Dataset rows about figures
## START

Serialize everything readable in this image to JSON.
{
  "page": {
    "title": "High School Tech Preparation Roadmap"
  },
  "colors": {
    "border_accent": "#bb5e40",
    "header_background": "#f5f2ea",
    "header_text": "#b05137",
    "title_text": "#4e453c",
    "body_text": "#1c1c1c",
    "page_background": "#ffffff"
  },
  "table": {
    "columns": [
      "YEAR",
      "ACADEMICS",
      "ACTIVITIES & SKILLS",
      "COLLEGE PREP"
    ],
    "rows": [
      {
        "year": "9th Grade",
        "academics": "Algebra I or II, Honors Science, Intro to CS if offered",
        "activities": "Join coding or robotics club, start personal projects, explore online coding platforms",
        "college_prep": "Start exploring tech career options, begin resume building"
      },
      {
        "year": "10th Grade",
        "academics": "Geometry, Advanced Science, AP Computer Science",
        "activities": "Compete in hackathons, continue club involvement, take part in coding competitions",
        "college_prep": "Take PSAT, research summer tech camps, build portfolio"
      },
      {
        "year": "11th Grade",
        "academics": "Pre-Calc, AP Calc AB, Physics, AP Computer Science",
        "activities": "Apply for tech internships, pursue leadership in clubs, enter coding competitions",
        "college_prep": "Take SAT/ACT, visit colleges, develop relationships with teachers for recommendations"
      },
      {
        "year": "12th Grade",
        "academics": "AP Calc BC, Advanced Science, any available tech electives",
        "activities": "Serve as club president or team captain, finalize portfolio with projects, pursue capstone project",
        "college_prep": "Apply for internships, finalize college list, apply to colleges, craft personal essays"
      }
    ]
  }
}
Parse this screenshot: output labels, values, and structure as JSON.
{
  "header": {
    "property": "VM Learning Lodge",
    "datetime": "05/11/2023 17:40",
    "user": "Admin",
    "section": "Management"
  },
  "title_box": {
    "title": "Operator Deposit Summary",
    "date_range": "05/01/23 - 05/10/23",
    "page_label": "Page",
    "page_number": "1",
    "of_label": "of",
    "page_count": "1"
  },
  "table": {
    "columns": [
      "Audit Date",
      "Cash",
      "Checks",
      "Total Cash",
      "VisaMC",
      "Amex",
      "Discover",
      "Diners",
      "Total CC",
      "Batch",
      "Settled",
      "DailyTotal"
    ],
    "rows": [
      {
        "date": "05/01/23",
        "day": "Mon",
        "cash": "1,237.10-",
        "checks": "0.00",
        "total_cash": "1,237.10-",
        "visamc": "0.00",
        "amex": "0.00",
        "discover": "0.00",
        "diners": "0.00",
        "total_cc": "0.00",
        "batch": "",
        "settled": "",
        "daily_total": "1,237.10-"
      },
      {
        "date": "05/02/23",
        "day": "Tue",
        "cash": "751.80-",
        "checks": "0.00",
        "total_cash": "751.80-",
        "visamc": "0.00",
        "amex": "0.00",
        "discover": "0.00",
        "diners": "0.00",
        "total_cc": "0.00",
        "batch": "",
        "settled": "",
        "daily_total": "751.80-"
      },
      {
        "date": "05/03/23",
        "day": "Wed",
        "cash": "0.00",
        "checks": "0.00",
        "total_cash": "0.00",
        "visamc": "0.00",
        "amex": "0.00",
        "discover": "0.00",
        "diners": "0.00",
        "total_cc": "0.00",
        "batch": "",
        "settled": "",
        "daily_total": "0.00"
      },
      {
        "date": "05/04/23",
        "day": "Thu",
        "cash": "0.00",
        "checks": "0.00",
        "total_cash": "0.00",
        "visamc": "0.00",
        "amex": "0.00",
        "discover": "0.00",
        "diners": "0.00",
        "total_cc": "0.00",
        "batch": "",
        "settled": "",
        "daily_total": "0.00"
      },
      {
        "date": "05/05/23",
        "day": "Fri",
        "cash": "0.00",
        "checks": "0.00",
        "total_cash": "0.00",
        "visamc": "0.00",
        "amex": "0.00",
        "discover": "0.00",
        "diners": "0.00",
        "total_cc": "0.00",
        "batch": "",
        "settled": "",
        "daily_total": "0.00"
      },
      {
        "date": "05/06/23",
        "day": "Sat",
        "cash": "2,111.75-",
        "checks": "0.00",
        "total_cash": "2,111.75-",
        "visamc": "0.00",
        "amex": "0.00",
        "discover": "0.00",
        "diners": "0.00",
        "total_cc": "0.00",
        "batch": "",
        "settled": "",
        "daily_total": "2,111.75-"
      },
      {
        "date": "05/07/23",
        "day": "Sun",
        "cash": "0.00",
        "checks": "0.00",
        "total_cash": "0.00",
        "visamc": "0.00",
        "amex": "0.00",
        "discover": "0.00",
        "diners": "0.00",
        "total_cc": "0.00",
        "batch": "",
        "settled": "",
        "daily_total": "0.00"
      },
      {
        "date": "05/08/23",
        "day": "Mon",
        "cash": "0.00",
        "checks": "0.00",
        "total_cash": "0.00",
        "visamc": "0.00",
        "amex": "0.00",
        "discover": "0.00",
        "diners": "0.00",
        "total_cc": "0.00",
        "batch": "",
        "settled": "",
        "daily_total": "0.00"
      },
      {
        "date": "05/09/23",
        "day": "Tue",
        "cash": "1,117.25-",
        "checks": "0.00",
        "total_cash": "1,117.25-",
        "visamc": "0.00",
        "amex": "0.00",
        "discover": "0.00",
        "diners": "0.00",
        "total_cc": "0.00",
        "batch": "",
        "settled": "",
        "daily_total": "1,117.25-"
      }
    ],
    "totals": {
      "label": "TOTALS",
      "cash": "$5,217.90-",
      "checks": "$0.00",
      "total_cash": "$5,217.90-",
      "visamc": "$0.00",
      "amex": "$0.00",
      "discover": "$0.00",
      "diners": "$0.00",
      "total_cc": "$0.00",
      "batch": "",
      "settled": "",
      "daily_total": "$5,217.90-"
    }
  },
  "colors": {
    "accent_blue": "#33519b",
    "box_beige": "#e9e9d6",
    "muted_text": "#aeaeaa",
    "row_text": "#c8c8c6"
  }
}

## END

THE PROBLEM –
From the data above, copy each line that has the string "this".

CORRECT RESULT –
Serialize everything readable in this image to JSON.
Parse this screenshot: output labels, values, and structure as JSON.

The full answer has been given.